# TASK OBJECTIVE
Reply with the count of lines holding "JSON", nothing more.

····················

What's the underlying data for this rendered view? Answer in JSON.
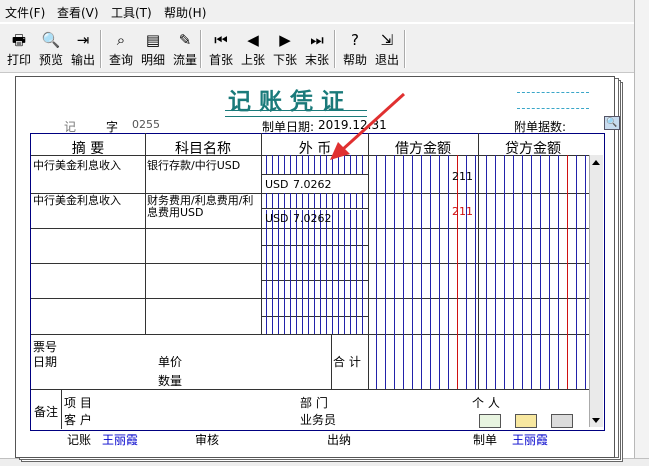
{
  "menu": [
    "文件(F)",
    "查看(V)",
    "工具(T)",
    "帮助(H)"
  ],
  "toolbar": [
    {
      "name": "print",
      "label": "打印",
      "icon": "printer-icon",
      "glyph": "🖶"
    },
    {
      "name": "preview",
      "label": "预览",
      "icon": "preview-icon",
      "glyph": "🔍"
    },
    {
      "name": "export",
      "label": "输出",
      "icon": "export-icon",
      "glyph": "⇥"
    },
    {
      "name": "query",
      "label": "查询",
      "icon": "binoculars-icon",
      "glyph": "⌕"
    },
    {
      "name": "detail",
      "label": "明细",
      "icon": "ledger-icon",
      "glyph": "▤"
    },
    {
      "name": "flow",
      "label": "流量",
      "icon": "pencil-icon",
      "glyph": "✎"
    },
    {
      "name": "first",
      "label": "首张",
      "icon": "first-icon",
      "glyph": "⏮"
    },
    {
      "name": "prev",
      "label": "上张",
      "icon": "prev-icon",
      "glyph": "◀"
    },
    {
      "name": "next",
      "label": "下张",
      "icon": "next-icon",
      "glyph": "▶"
    },
    {
      "name": "last",
      "label": "末张",
      "icon": "last-icon",
      "glyph": "⏭"
    },
    {
      "name": "help",
      "label": "帮助",
      "icon": "help-icon",
      "glyph": "?"
    },
    {
      "name": "exit",
      "label": "退出",
      "icon": "exit-icon",
      "glyph": "⇲"
    }
  ],
  "voucher": {
    "title": "记账凭证",
    "word_label": "记",
    "zi_label": "字",
    "number": "0255",
    "date_label": "制单日期:",
    "date": "2019.12.31",
    "attach_label": "附单据数:"
  },
  "columns": {
    "summary": "摘 要",
    "subject": "科目名称",
    "foreign": "外 币",
    "debit": "借方金额",
    "credit": "贷方金额"
  },
  "rows": [
    {
      "summary": "中行美金利息收入",
      "subject": "银行存款/中行USD",
      "currency": "USD",
      "rate": "7.0262",
      "amount": "211",
      "amount_color": "#000000"
    },
    {
      "summary": "中行美金利息收入",
      "subject": "财务费用/利息费用/利息费用USD",
      "currency": "USD",
      "rate": "7.0262",
      "amount": "211",
      "amount_color": "#d01010"
    }
  ],
  "bottom": {
    "ticket_label": "票号",
    "date_label": "日期",
    "price_label": "单价",
    "qty_label": "数量",
    "total_label": "合 计",
    "remark_label": "备注",
    "project_label": "项  目",
    "customer_label": "客  户",
    "dept_label": "部  门",
    "person_label": "个  人",
    "salesman_label": "业务员"
  },
  "footer": {
    "book_label": "记账",
    "book_name": "王丽霞",
    "audit_label": "审核",
    "cashier_label": "出纳",
    "maker_label": "制单",
    "maker_name": "王丽霞"
  },
  "colors": {
    "title": "#1a7a7a",
    "arrow": "#e03030",
    "grid": "#000080"
  }
}
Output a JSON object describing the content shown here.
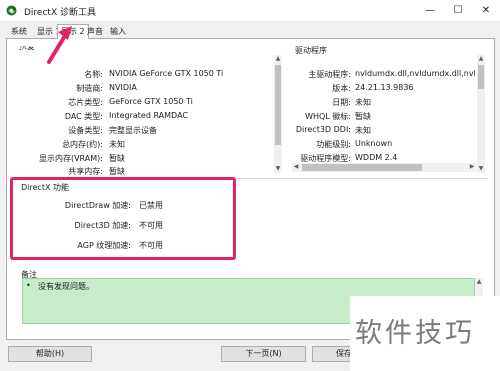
{
  "window": {
    "title": "DirectX 诊断工具",
    "minimize_glyph": "—",
    "maximize_glyph": "☐",
    "close_glyph": "✕"
  },
  "tabs": [
    {
      "label": "系统"
    },
    {
      "label": "显示 1"
    },
    {
      "label": "显示 2",
      "selected": true
    },
    {
      "label": "声音"
    },
    {
      "label": "输入"
    }
  ],
  "device": {
    "title": "设备",
    "rows": [
      {
        "label": "名称:",
        "value": "NVIDIA GeForce GTX 1050 Ti"
      },
      {
        "label": "制造商:",
        "value": "NVIDIA"
      },
      {
        "label": "芯片类型:",
        "value": "GeForce GTX 1050 Ti"
      },
      {
        "label": "DAC 类型:",
        "value": "Integrated RAMDAC"
      },
      {
        "label": "设备类型:",
        "value": "完整显示设备"
      },
      {
        "label": "总内存(约):",
        "value": "未知"
      },
      {
        "label": "显示内存(VRAM):",
        "value": "暂缺"
      },
      {
        "label": "共享内存:",
        "value": "暂缺"
      }
    ]
  },
  "driver": {
    "title": "驱动程序",
    "rows": [
      {
        "label": "主驱动程序:",
        "value": "nvldumdx.dll,nvldumdx.dll,nvldumdx.d"
      },
      {
        "label": "版本:",
        "value": "24.21.13.9836"
      },
      {
        "label": "日期:",
        "value": "未知"
      },
      {
        "label": "WHQL 徽标:",
        "value": "暂缺"
      },
      {
        "label": "Direct3D DDI:",
        "value": "未知"
      },
      {
        "label": "功能级别:",
        "value": "Unknown"
      },
      {
        "label": "驱动程序模型:",
        "value": "WDDM 2.4"
      }
    ]
  },
  "directx": {
    "title": "DirectX 功能",
    "rows": [
      {
        "label": "DirectDraw 加速:",
        "value": "已禁用"
      },
      {
        "label": "Direct3D 加速:",
        "value": "不可用"
      },
      {
        "label": "AGP 纹理加速:",
        "value": "不可用"
      }
    ]
  },
  "notes": {
    "title": "备注",
    "items": [
      "没有发现问题。"
    ]
  },
  "buttons": {
    "help": "帮助(H)",
    "next_page": "下一页(N)",
    "save_all": "保存所"
  },
  "watermark": "软件技巧",
  "colors": {
    "highlight": "#e0245e",
    "notes_bg": "#c7eccc",
    "title_icon": "#2a7a2a"
  }
}
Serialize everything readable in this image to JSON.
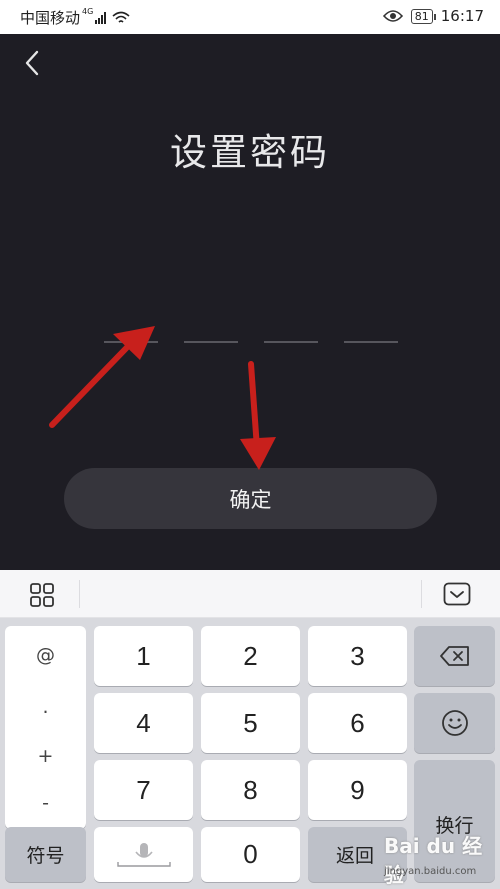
{
  "status_bar": {
    "carrier": "中国移动",
    "network": "4G",
    "battery": "81",
    "time": "16:17"
  },
  "screen": {
    "title": "设置密码",
    "pin_length": 4,
    "confirm_label": "确定"
  },
  "annotation": {
    "arrow_color": "#c8201c"
  },
  "keyboard": {
    "symbols": [
      "@",
      ".",
      "+",
      "-"
    ],
    "digits": [
      "1",
      "2",
      "3",
      "4",
      "5",
      "6",
      "7",
      "8",
      "9",
      "0"
    ],
    "enter_label": "换行",
    "symbol_label": "符号",
    "return_label": "返回"
  },
  "watermark": {
    "text": "Bai du 经验",
    "url": "jingyan.baidu.com"
  }
}
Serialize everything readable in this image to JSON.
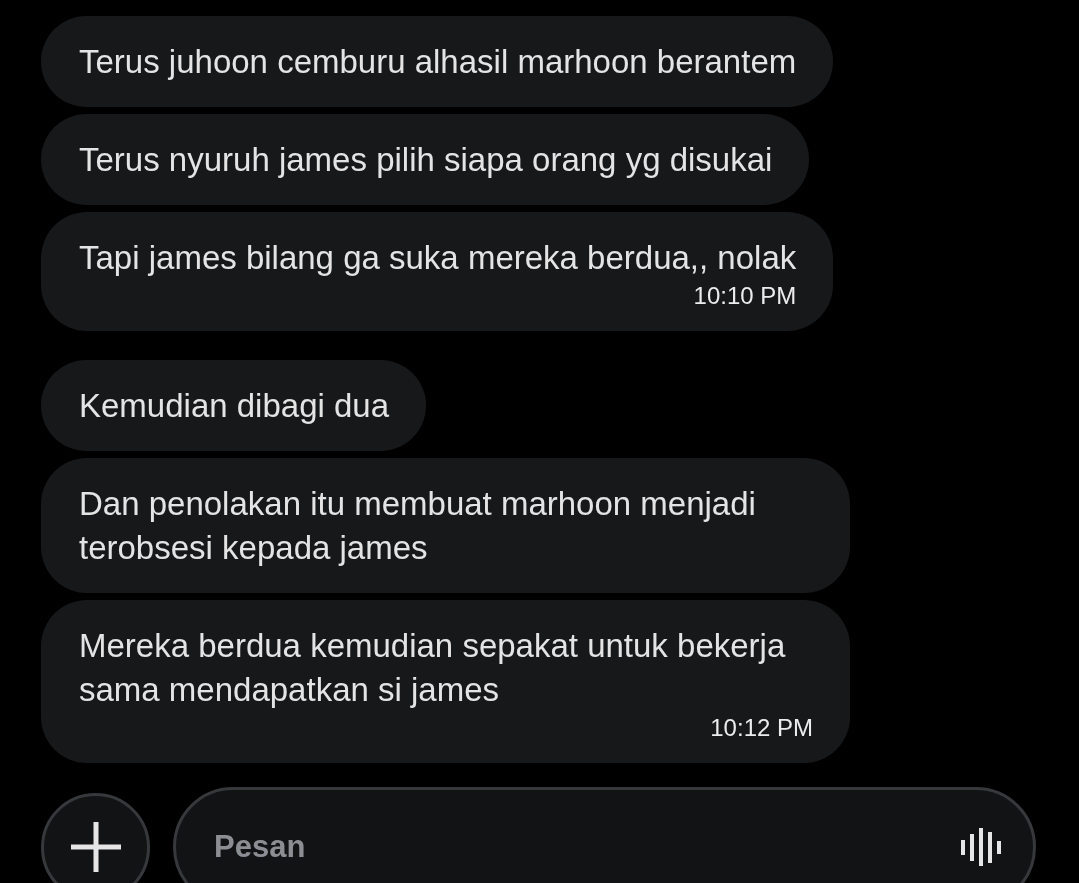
{
  "message_groups": [
    {
      "messages": [
        {
          "text": "Terus juhoon cemburu alhasil marhoon berantem"
        },
        {
          "text": "Terus nyuruh james pilih siapa orang yg disukai"
        },
        {
          "text": "Tapi james bilang ga suka mereka berdua,, nolak",
          "time": "10:10 PM"
        }
      ]
    },
    {
      "messages": [
        {
          "text": "Kemudian dibagi dua"
        },
        {
          "text": "Dan penolakan itu membuat marhoon menjadi terobsesi kepada james"
        },
        {
          "text": "Mereka berdua kemudian sepakat untuk bekerja sama mendapatkan si james",
          "time": "10:12 PM"
        }
      ]
    }
  ],
  "composer": {
    "placeholder": "Pesan"
  }
}
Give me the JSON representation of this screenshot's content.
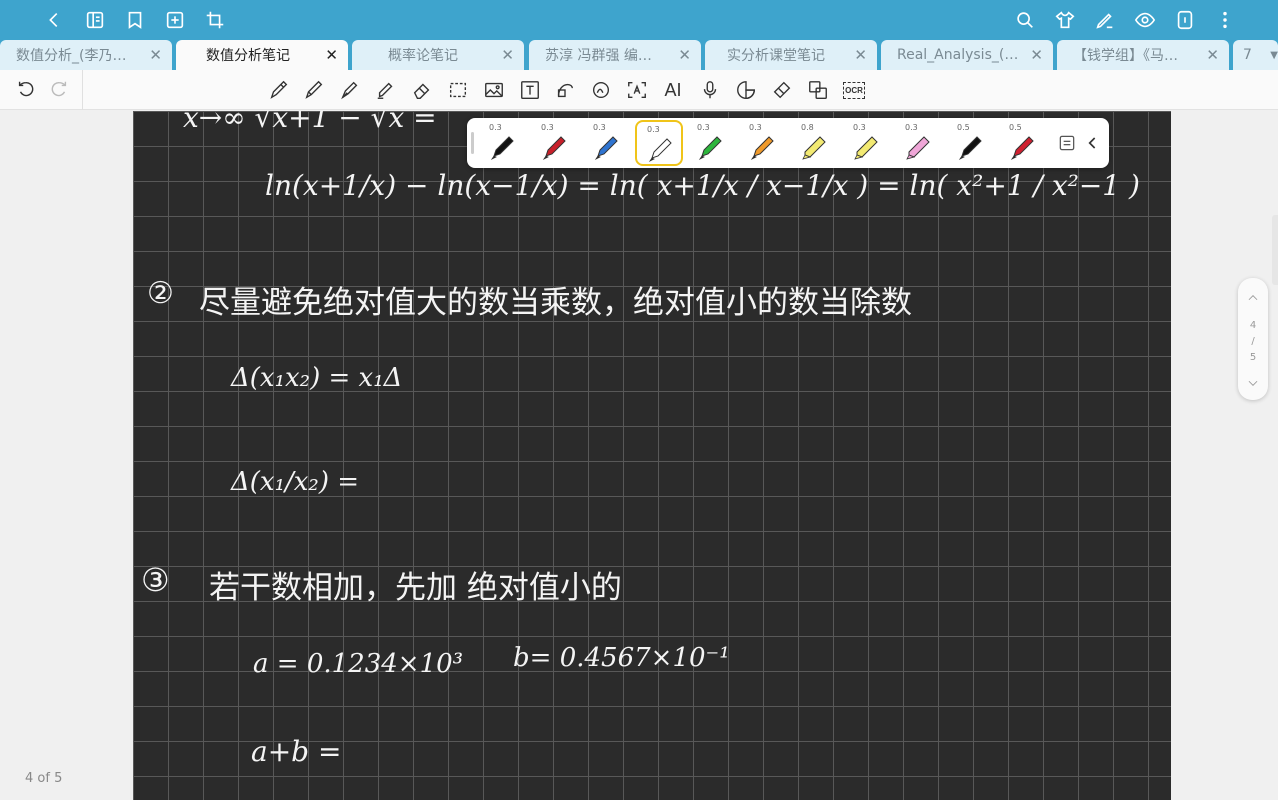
{
  "tabs": [
    {
      "label": "数值分析_(李乃…",
      "active": false
    },
    {
      "label": "数值分析笔记",
      "active": true
    },
    {
      "label": "概率论笔记",
      "active": false
    },
    {
      "label": "苏淳 冯群强 编…",
      "active": false
    },
    {
      "label": "实分析课堂笔记",
      "active": false
    },
    {
      "label": "Real_Analysis_(…",
      "active": false
    },
    {
      "label": "【钱学组】《马…",
      "active": false
    }
  ],
  "tab_close_glyph": "✕",
  "tab_overflow": {
    "count": "7"
  },
  "topbar_left_icons": [
    "back-icon",
    "outline-icon",
    "bookmark-icon",
    "add-page-icon",
    "crop-icon"
  ],
  "topbar_right_icons": [
    "search-icon",
    "theme-icon",
    "pen-mode-icon",
    "view-icon",
    "device-icon",
    "more-icon"
  ],
  "toolbar": {
    "ai_label": "AI",
    "ocr_label": "OCR",
    "tools": [
      "pen-icon",
      "pencil-icon",
      "fountain-pen-icon",
      "highlighter-icon",
      "eraser-icon",
      "lasso-select-icon",
      "image-icon",
      "text-icon",
      "shape-icon",
      "ink-to-text-icon",
      "text-recognition-icon",
      "ai-icon",
      "microphone-icon",
      "sticker-icon",
      "tape-icon",
      "translate-icon",
      "ocr-icon"
    ]
  },
  "pens": [
    {
      "width": "0.3",
      "color": "#111111",
      "type": "pen"
    },
    {
      "width": "0.3",
      "color": "#c8202a",
      "type": "pen"
    },
    {
      "width": "0.3",
      "color": "#2f74d0",
      "type": "pen"
    },
    {
      "width": "0.3",
      "color": "#ffffff",
      "type": "pen",
      "selected": true
    },
    {
      "width": "0.3",
      "color": "#2cb63c",
      "type": "pen"
    },
    {
      "width": "0.3",
      "color": "#f09a2a",
      "type": "pen"
    },
    {
      "width": "0.8",
      "color": "#f3ea72",
      "type": "marker"
    },
    {
      "width": "0.3",
      "color": "#f3ea72",
      "type": "marker"
    },
    {
      "width": "0.3",
      "color": "#f0a6d8",
      "type": "marker"
    },
    {
      "width": "0.5",
      "color": "#111111",
      "type": "pen"
    },
    {
      "width": "0.5",
      "color": "#d02030",
      "type": "pen"
    }
  ],
  "notes": {
    "line0": "x→∞  √x+1  −  √x  =",
    "line1": "ln(x+1/x) − ln(x−1/x)  =  ln( x+1/x / x−1/x ) = ln( x²+1 / x²−1 )",
    "rule2_num": "②",
    "rule2": "尽量避免绝对值大的数当乘数，绝对值小的数当除数",
    "delta1": "Δ(x₁x₂) = x₁Δ",
    "delta2": "Δ(x₁/x₂) =",
    "rule3_num": "③",
    "rule3": "若干数相加，先加 绝对值小的",
    "a_eq": "a = 0.1234×10³",
    "b_eq": "b= 0.4567×10⁻¹",
    "sum": "a+b ="
  },
  "scroller": {
    "current": "4",
    "sep": "/",
    "total": "5"
  },
  "page_indicator": "4 of 5"
}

····················

# REPLY TO THE TASK
5